RECORDS TO USE:

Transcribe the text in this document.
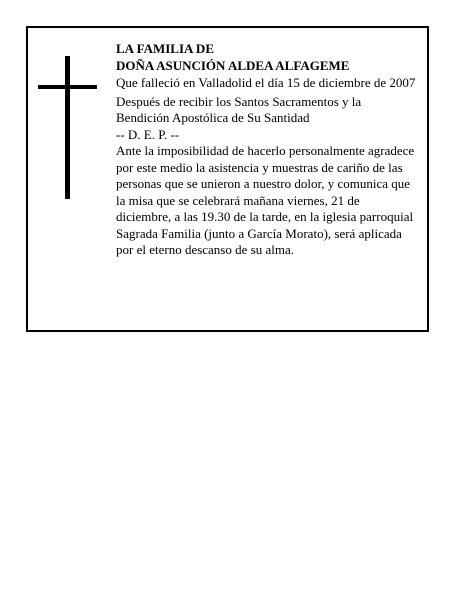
LA FAMILIA DE

DOÑA ASUNCIÓN ALDEA ALFAGEME

Que falleció en Valladolid el día 15 de diciembre de 2007

Después de recibir los Santos Sacramentos y la Bendición Apostólica de Su Santidad

-- D. E. P. --

Ante la imposibilidad de hacerlo personalmente agradece por este medio la asistencia y muestras de cariño de las personas que se unieron a nuestro dolor, y comunica que la misa que se celebrará mañana viernes, 21 de diciembre, a las 19.30 de la tarde, en la iglesia parroquial Sagrada Familia (junto a García Morato), será aplicada por el eterno descanso de su alma.
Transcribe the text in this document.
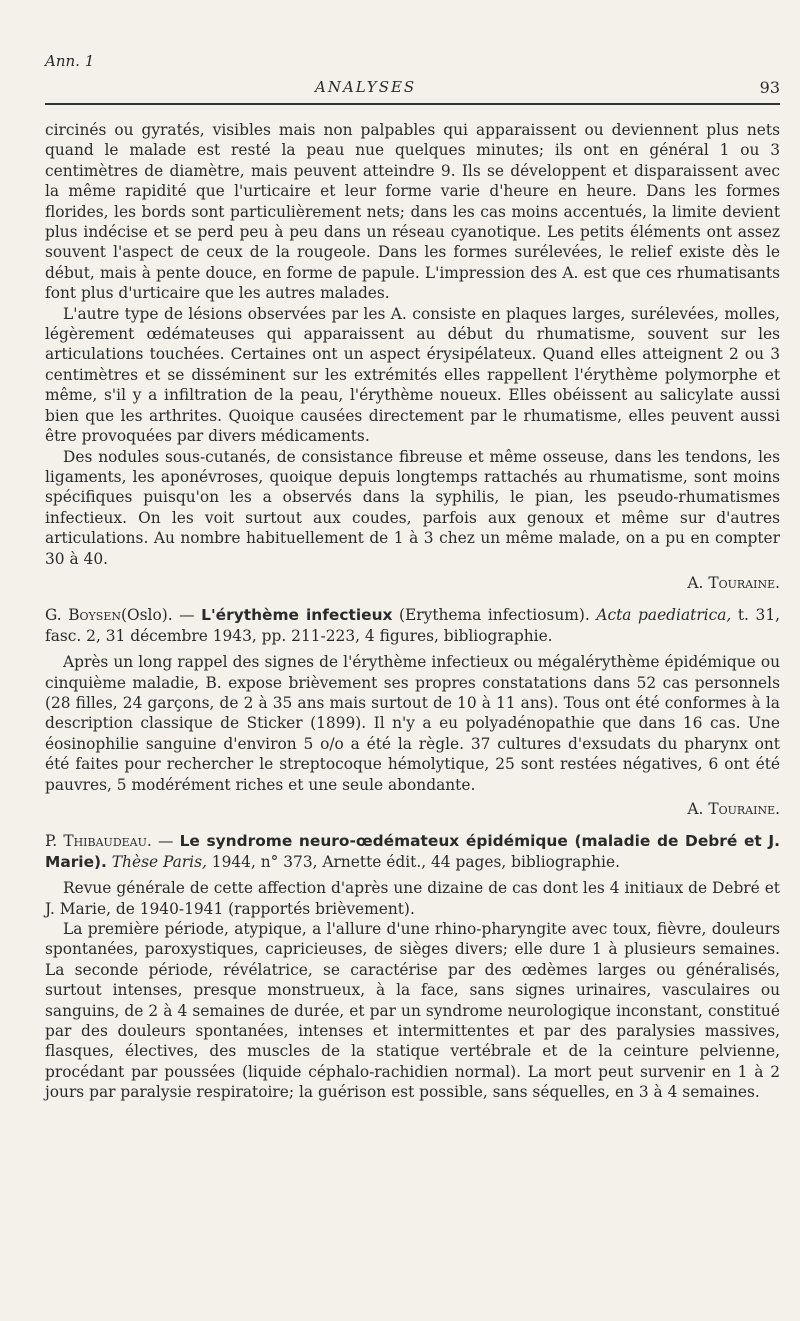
Ann. 1
ANALYSES	93

circinés ou gyratés, visibles mais non palpables qui apparaissent ou deviennent plus nets quand le malade est resté la peau nue quelques minutes; ils ont en général 1 ou 3 centimètres de diamètre, mais peuvent atteindre 9. Ils se développent et disparaissent avec la même rapidité que l'urticaire et leur forme varie d'heure en heure. Dans les formes florides, les bords sont particulièrement nets; dans les cas moins accentués, la limite devient plus indécise et se perd peu à peu dans un réseau cyanotique. Les petits éléments ont assez souvent l'aspect de ceux de la rougeole. Dans les formes surélevées, le relief existe dès le début, mais à pente douce, en forme de papule. L'impression des A. est que ces rhumatisants font plus d'urticaire que les autres malades.

L'autre type de lésions observées par les A. consiste en plaques larges, surélevées, molles, légèrement œdémateuses qui apparaissent au début du rhumatisme, souvent sur les articulations touchées. Certaines ont un aspect érysipélateux. Quand elles atteignent 2 ou 3 centimètres et se disséminent sur les extrémités elles rappellent l'érythème polymorphe et même, s'il y a infiltration de la peau, l'érythème noueux. Elles obéissent au salicylate aussi bien que les arthrites. Quoique causées directement par le rhumatisme, elles peuvent aussi être provoquées par divers médicaments.

Des nodules sous-cutanés, de consistance fibreuse et même osseuse, dans les tendons, les ligaments, les aponévroses, quoique depuis longtemps rattachés au rhumatisme, sont moins spécifiques puisqu'on les a observés dans la syphilis, le pian, les pseudo-rhumatismes infectieux. On les voit surtout aux coudes, parfois aux genoux et même sur d'autres articulations. Au nombre habituellement de 1 à 3 chez un même malade, on a pu en compter 30 à 40.

A. Touraine.

G. Boysen(Oslo). — L'érythème infectieux (Erythema infectiosum). Acta paediatrica, t. 31, fasc. 2, 31 décembre 1943, pp. 211-223, 4 figures, bibliographie.

Après un long rappel des signes de l'érythème infectieux ou mégalérythème épidémique ou cinquième maladie, B. expose brièvement ses propres constatations dans 52 cas personnels (28 filles, 24 garçons, de 2 à 35 ans mais surtout de 10 à 11 ans). Tous ont été conformes à la description classique de Sticker (1899). Il n'y a eu polyadénopathie que dans 16 cas. Une éosinophilie sanguine d'environ 5 o/o a été la règle. 37 cultures d'exsudats du pharynx ont été faites pour rechercher le streptocoque hémolytique, 25 sont restées négatives, 6 ont été pauvres, 5 modérément riches et une seule abondante.

A. Touraine.

P. Thibaudeau. — Le syndrome neuro-œdémateux épidémique (maladie de Debré et J. Marie). Thèse Paris, 1944, n° 373, Arnette édit., 44 pages, bibliographie.

Revue générale de cette affection d'après une dizaine de cas dont les 4 initiaux de Debré et J. Marie, de 1940-1941 (rapportés brièvement).

La première période, atypique, a l'allure d'une rhino-pharyngite avec toux, fièvre, douleurs spontanées, paroxystiques, capricieuses, de sièges divers; elle dure 1 à plusieurs semaines. La seconde période, révélatrice, se caractérise par des œdèmes larges ou généralisés, surtout intenses, presque monstrueux, à la face, sans signes urinaires, vasculaires ou sanguins, de 2 à 4 semaines de durée, et par un syndrome neurologique inconstant, constitué par des douleurs spontanées, intenses et intermittentes et par des paralysies massives, flasques, électives, des muscles de la statique vertébrale et de la ceinture pelvienne, procédant par poussées (liquide céphalo-rachidien normal). La mort peut survenir en 1 à 2 jours par paralysie respiratoire; la guérison est possible, sans séquelles, en 3 à 4 semaines.
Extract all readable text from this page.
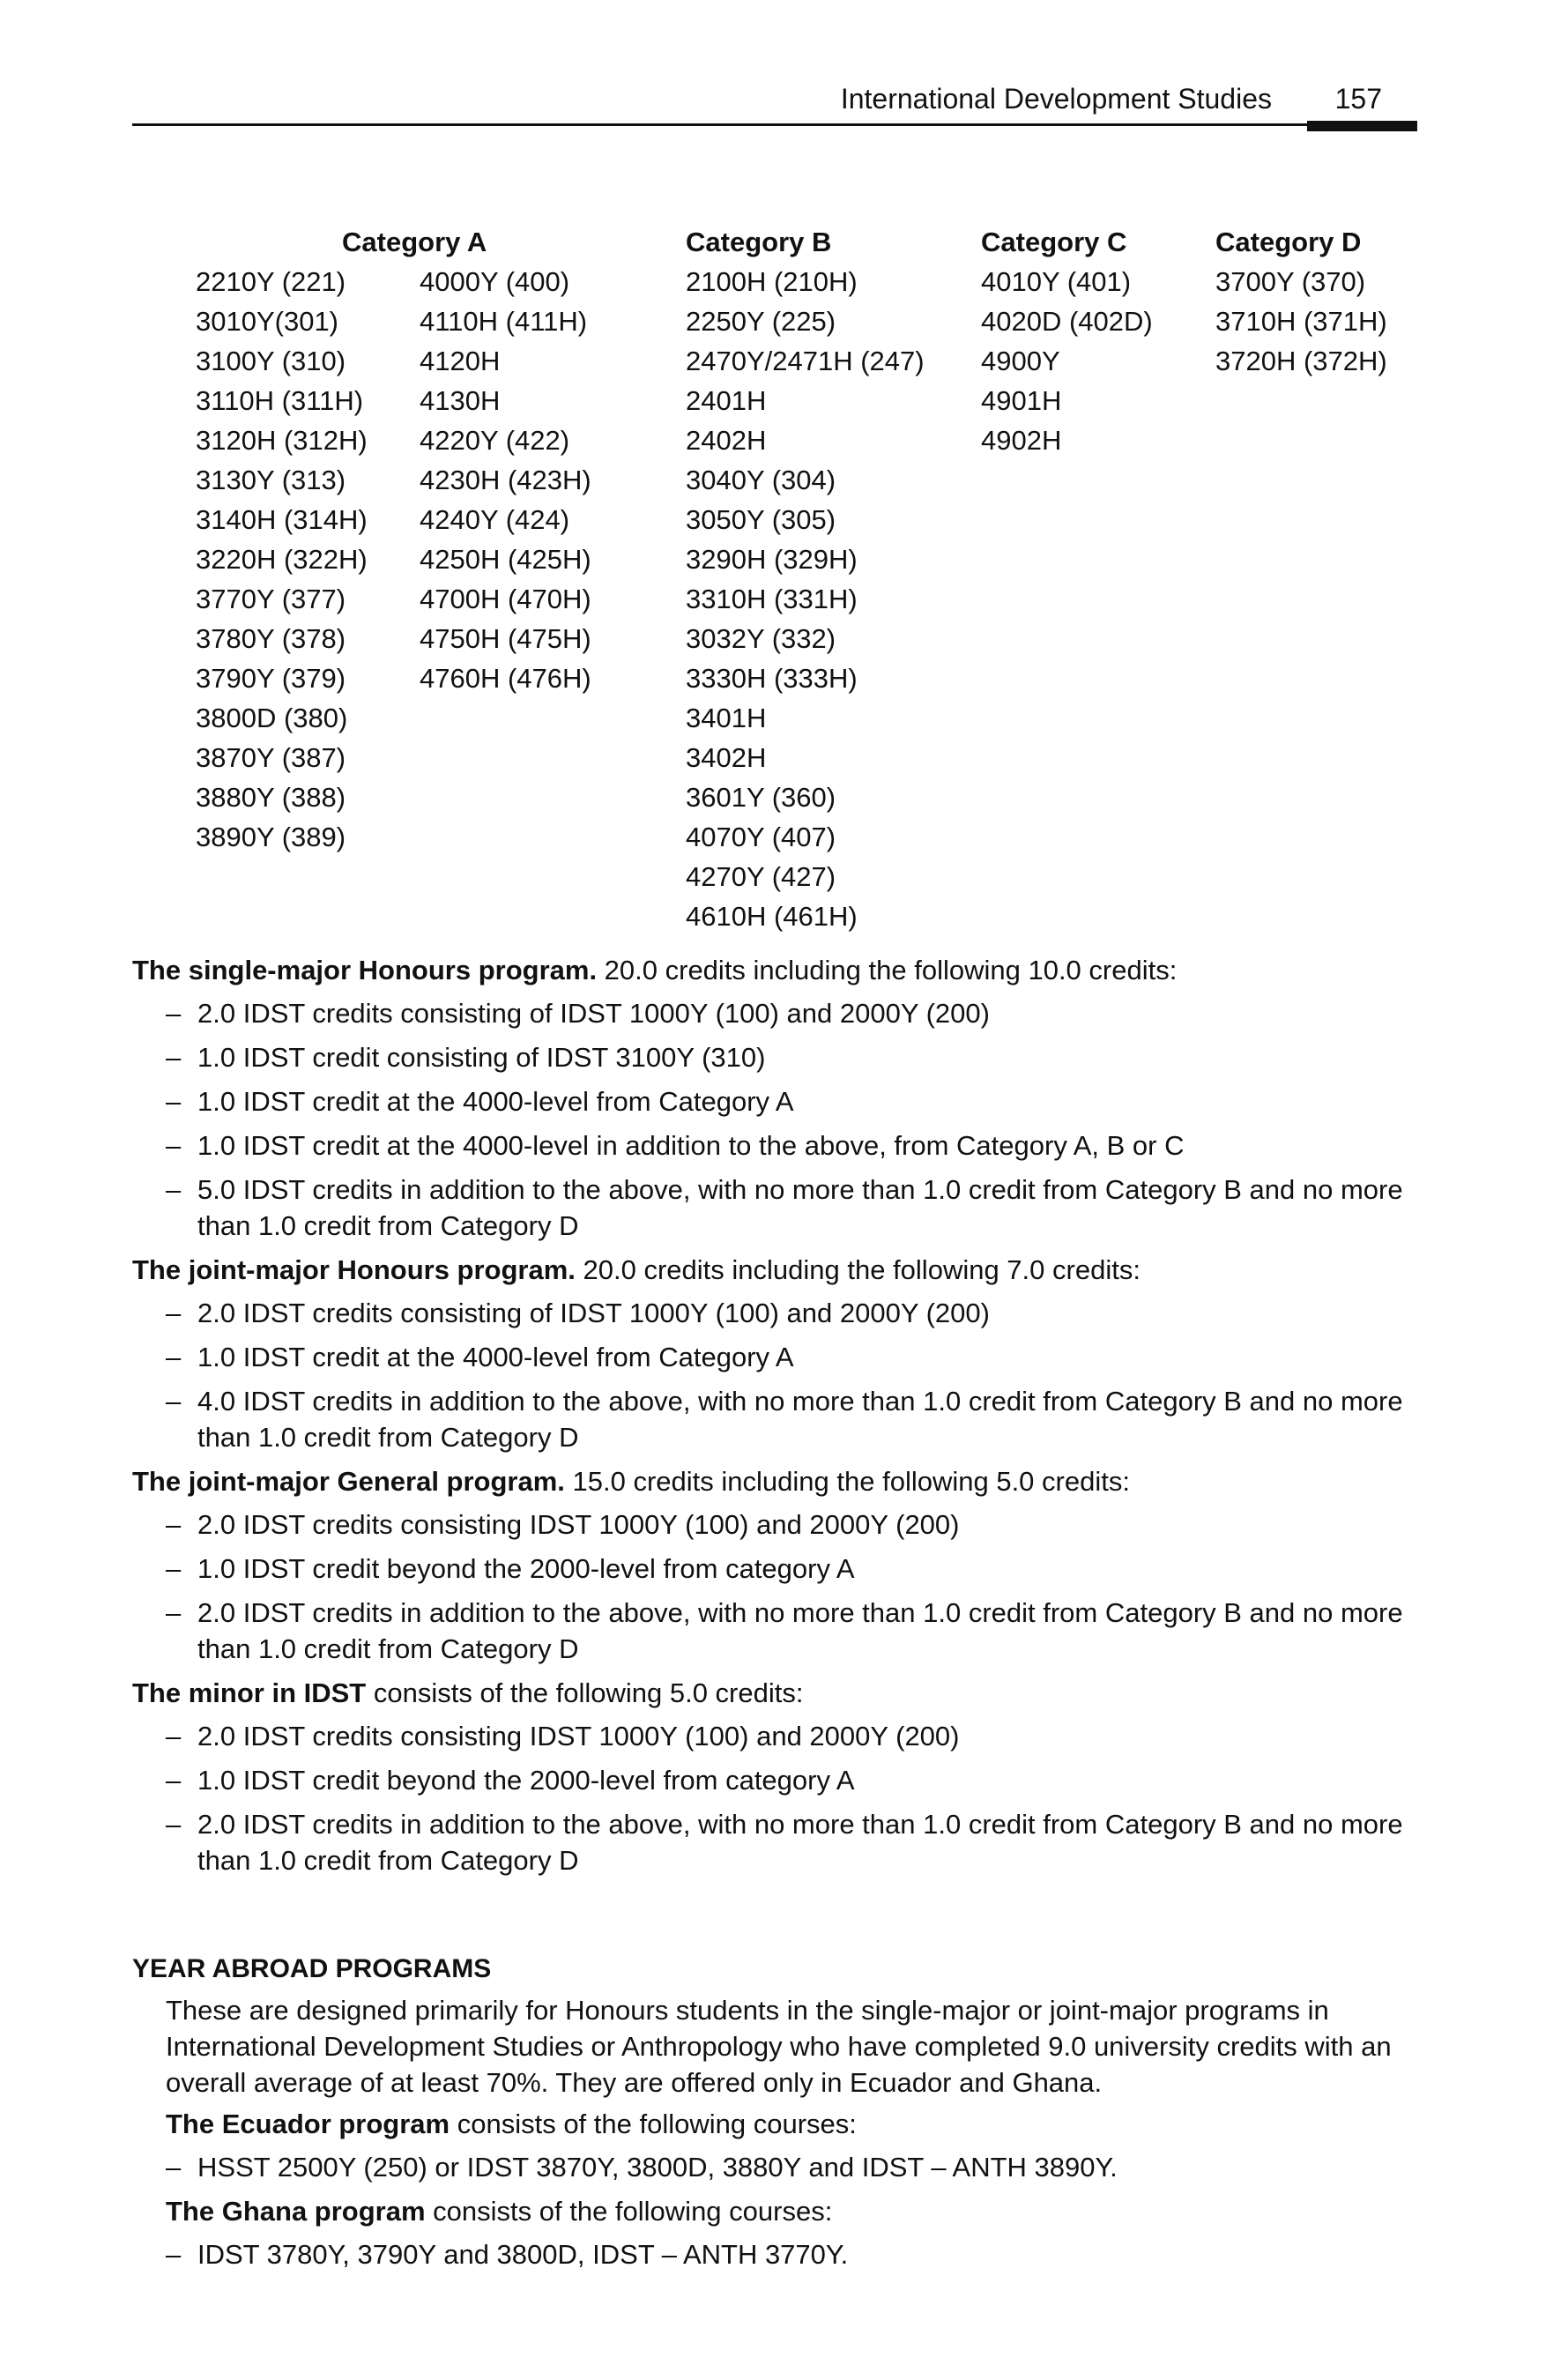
International Development Studies 157
Category A
2210Y (221)
3010Y(301)
3100Y (310)
3110H (311H)
3120H (312H)
3130Y (313)
3140H (314H)
3220H (322H)
3770Y (377)
3780Y (378)
3790Y (379)
3800D (380)
3870Y (387)
3880Y (388)
3890Y (389)

4000Y (400)
4110H (411H)
4120H
4130H
4220Y (422)
4230H (423H)
4240Y (424)
4250H (425H)
4700H (470H)
4750H (475H)
4760H (476H)
Category B
2100H (210H)
2250Y (225)
2470Y/2471H (247)
2401H
2402H
3040Y (304)
3050Y (305)
3290H (329H)
3310H (331H)
3032Y (332)
3330H (333H)
3401H
3402H
3601Y (360)
4070Y (407)
4270Y (427)
4610H (461H)
Category C
4010Y (401)
4020D (402D)
4900Y
4901H
4902H
Category D
3700Y (370)
3710H (371H)
3720H (372H)

The single-major Honours program. 20.0 credits including the following 10.0 credits:

– 2.0 IDST credits consisting of IDST 1000Y (100) and 2000Y (200)
– 1.0 IDST credit consisting of IDST 3100Y (310)
– 1.0 IDST credit at the 4000-level from Category A
– 1.0 IDST credit at the 4000-level in addition to the above, from Category A, B or C
– 5.0 IDST credits in addition to the above, with no more than 1.0 credit from Category B and no more than 1.0 credit from Category D

The joint-major Honours program. 20.0 credits including the following 7.0 credits:

– 2.0 IDST credits consisting of IDST 1000Y (100) and 2000Y (200)
– 1.0 IDST credit at the 4000-level from Category A
– 4.0 IDST credits in addition to the above, with no more than 1.0 credit from Category B and no more than 1.0 credit from Category D

The joint-major General program. 15.0 credits including the following 5.0 credits:

– 2.0 IDST credits consisting IDST 1000Y (100) and 2000Y (200)
– 1.0 IDST credit beyond the 2000-level from category A
– 2.0 IDST credits in addition to the above, with no more than 1.0 credit from Category B and no more than 1.0 credit from Category D

The minor in IDST consists of the following 5.0 credits:

– 2.0 IDST credits consisting IDST 1000Y (100) and 2000Y (200)
– 1.0 IDST credit beyond the 2000-level from category A
– 2.0 IDST credits in addition to the above, with no more than 1.0 credit from Category B and no more than 1.0 credit from Category D

YEAR ABROAD PROGRAMS

These are designed primarily for Honours students in the single-major or joint-major programs in International Development Studies or Anthropology who have completed 9.0 university credits with an overall average of at least 70%. They are offered only in Ecuador and Ghana.

The Ecuador program consists of the following courses:

– HSST 2500Y (250) or IDST 3870Y, 3800D, 3880Y and IDST – ANTH 3890Y.

The Ghana program consists of the following courses:

– IDST 3780Y, 3790Y and 3800D, IDST – ANTH 3770Y.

TASK GOAL: Find every line in the records above that contains the word "including", and copy each one.

RESPONSE TO THE EXERCISE:
The single-major Honours program. 20.0 credits including the following 10.0 credits:
The joint-major Honours program. 20.0 credits including the following 7.0 credits:
The joint-major General program. 15.0 credits including the following 5.0 credits:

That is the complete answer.